## [WHAT THE EXERCISE ASKS]
Set the data down again, exactly as it reads, but without the pictures.

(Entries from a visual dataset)
*-*-*

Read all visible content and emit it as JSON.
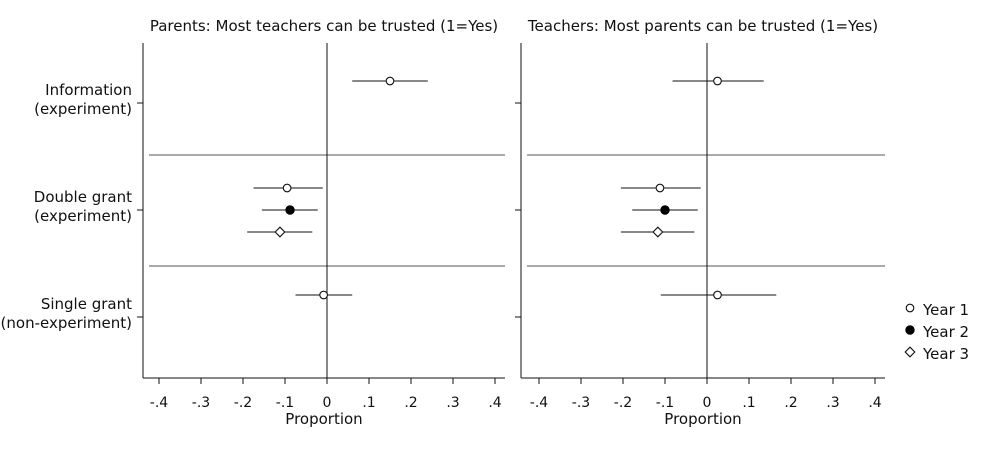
{
  "chart_data": {
    "type": "scatter",
    "subtype": "coefficient-plot-with-confidence-intervals",
    "xlabel": "Proportion",
    "xlim": [
      -0.42,
      0.42
    ],
    "ticks": [
      -0.4,
      -0.3,
      -0.2,
      -0.1,
      0,
      0.1,
      0.2,
      0.3,
      0.4
    ],
    "tick_labels": [
      "-.4",
      "-.3",
      "-.2",
      "-.1",
      "0",
      ".1",
      ".2",
      ".3",
      ".4"
    ],
    "categories": [
      {
        "key": "info",
        "lines": [
          "Information",
          "(experiment)"
        ]
      },
      {
        "key": "double",
        "lines": [
          "Double grant",
          "(experiment)"
        ]
      },
      {
        "key": "single",
        "lines": [
          "Single grant",
          "(non-experiment)"
        ]
      }
    ],
    "legend": {
      "position": "right",
      "items": [
        {
          "label": "Year 1",
          "marker": "circle-open"
        },
        {
          "label": "Year 2",
          "marker": "circle-filled"
        },
        {
          "label": "Year 3",
          "marker": "diamond-open"
        }
      ]
    },
    "panels": [
      {
        "title": "Parents: Most teachers can be trusted (1=Yes)",
        "points": [
          {
            "category": "info",
            "year": 1,
            "estimate": 0.15,
            "ci_low": 0.06,
            "ci_high": 0.24
          },
          {
            "category": "double",
            "year": 1,
            "estimate": -0.095,
            "ci_low": -0.175,
            "ci_high": -0.01
          },
          {
            "category": "double",
            "year": 2,
            "estimate": -0.088,
            "ci_low": -0.155,
            "ci_high": -0.022
          },
          {
            "category": "double",
            "year": 3,
            "estimate": -0.112,
            "ci_low": -0.19,
            "ci_high": -0.035
          },
          {
            "category": "single",
            "year": 1,
            "estimate": -0.008,
            "ci_low": -0.075,
            "ci_high": 0.06
          }
        ]
      },
      {
        "title": "Teachers: Most parents can be trusted (1=Yes)",
        "points": [
          {
            "category": "info",
            "year": 1,
            "estimate": 0.025,
            "ci_low": -0.082,
            "ci_high": 0.135
          },
          {
            "category": "double",
            "year": 1,
            "estimate": -0.112,
            "ci_low": -0.205,
            "ci_high": -0.015
          },
          {
            "category": "double",
            "year": 2,
            "estimate": -0.1,
            "ci_low": -0.178,
            "ci_high": -0.022
          },
          {
            "category": "double",
            "year": 3,
            "estimate": -0.117,
            "ci_low": -0.205,
            "ci_high": -0.03
          },
          {
            "category": "single",
            "year": 1,
            "estimate": 0.025,
            "ci_low": -0.11,
            "ci_high": 0.165
          }
        ]
      }
    ]
  }
}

*-*-*

## [ANSWER FOR THE TASK]
Read all visible content and emit it as JSON.
{
  "chart_data": {
    "type": "scatter",
    "subtype": "coefficient-plot-with-confidence-intervals",
    "xlabel": "Proportion",
    "xlim": [
      -0.42,
      0.42
    ],
    "ticks": [
      -0.4,
      -0.3,
      -0.2,
      -0.1,
      0,
      0.1,
      0.2,
      0.3,
      0.4
    ],
    "tick_labels": [
      "-.4",
      "-.3",
      "-.2",
      "-.1",
      "0",
      ".1",
      ".2",
      ".3",
      ".4"
    ],
    "categories": [
      {
        "key": "info",
        "lines": [
          "Information",
          "(experiment)"
        ]
      },
      {
        "key": "double",
        "lines": [
          "Double grant",
          "(experiment)"
        ]
      },
      {
        "key": "single",
        "lines": [
          "Single grant",
          "(non-experiment)"
        ]
      }
    ],
    "legend": {
      "position": "right",
      "items": [
        {
          "label": "Year 1",
          "marker": "circle-open"
        },
        {
          "label": "Year 2",
          "marker": "circle-filled"
        },
        {
          "label": "Year 3",
          "marker": "diamond-open"
        }
      ]
    },
    "panels": [
      {
        "title": "Parents: Most teachers can be trusted (1=Yes)",
        "points": [
          {
            "category": "info",
            "year": 1,
            "estimate": 0.15,
            "ci_low": 0.06,
            "ci_high": 0.24
          },
          {
            "category": "double",
            "year": 1,
            "estimate": -0.095,
            "ci_low": -0.175,
            "ci_high": -0.01
          },
          {
            "category": "double",
            "year": 2,
            "estimate": -0.088,
            "ci_low": -0.155,
            "ci_high": -0.022
          },
          {
            "category": "double",
            "year": 3,
            "estimate": -0.112,
            "ci_low": -0.19,
            "ci_high": -0.035
          },
          {
            "category": "single",
            "year": 1,
            "estimate": -0.008,
            "ci_low": -0.075,
            "ci_high": 0.06
          }
        ]
      },
      {
        "title": "Teachers: Most parents can be trusted (1=Yes)",
        "points": [
          {
            "category": "info",
            "year": 1,
            "estimate": 0.025,
            "ci_low": -0.082,
            "ci_high": 0.135
          },
          {
            "category": "double",
            "year": 1,
            "estimate": -0.112,
            "ci_low": -0.205,
            "ci_high": -0.015
          },
          {
            "category": "double",
            "year": 2,
            "estimate": -0.1,
            "ci_low": -0.178,
            "ci_high": -0.022
          },
          {
            "category": "double",
            "year": 3,
            "estimate": -0.117,
            "ci_low": -0.205,
            "ci_high": -0.03
          },
          {
            "category": "single",
            "year": 1,
            "estimate": 0.025,
            "ci_low": -0.11,
            "ci_high": 0.165
          }
        ]
      }
    ]
  }
}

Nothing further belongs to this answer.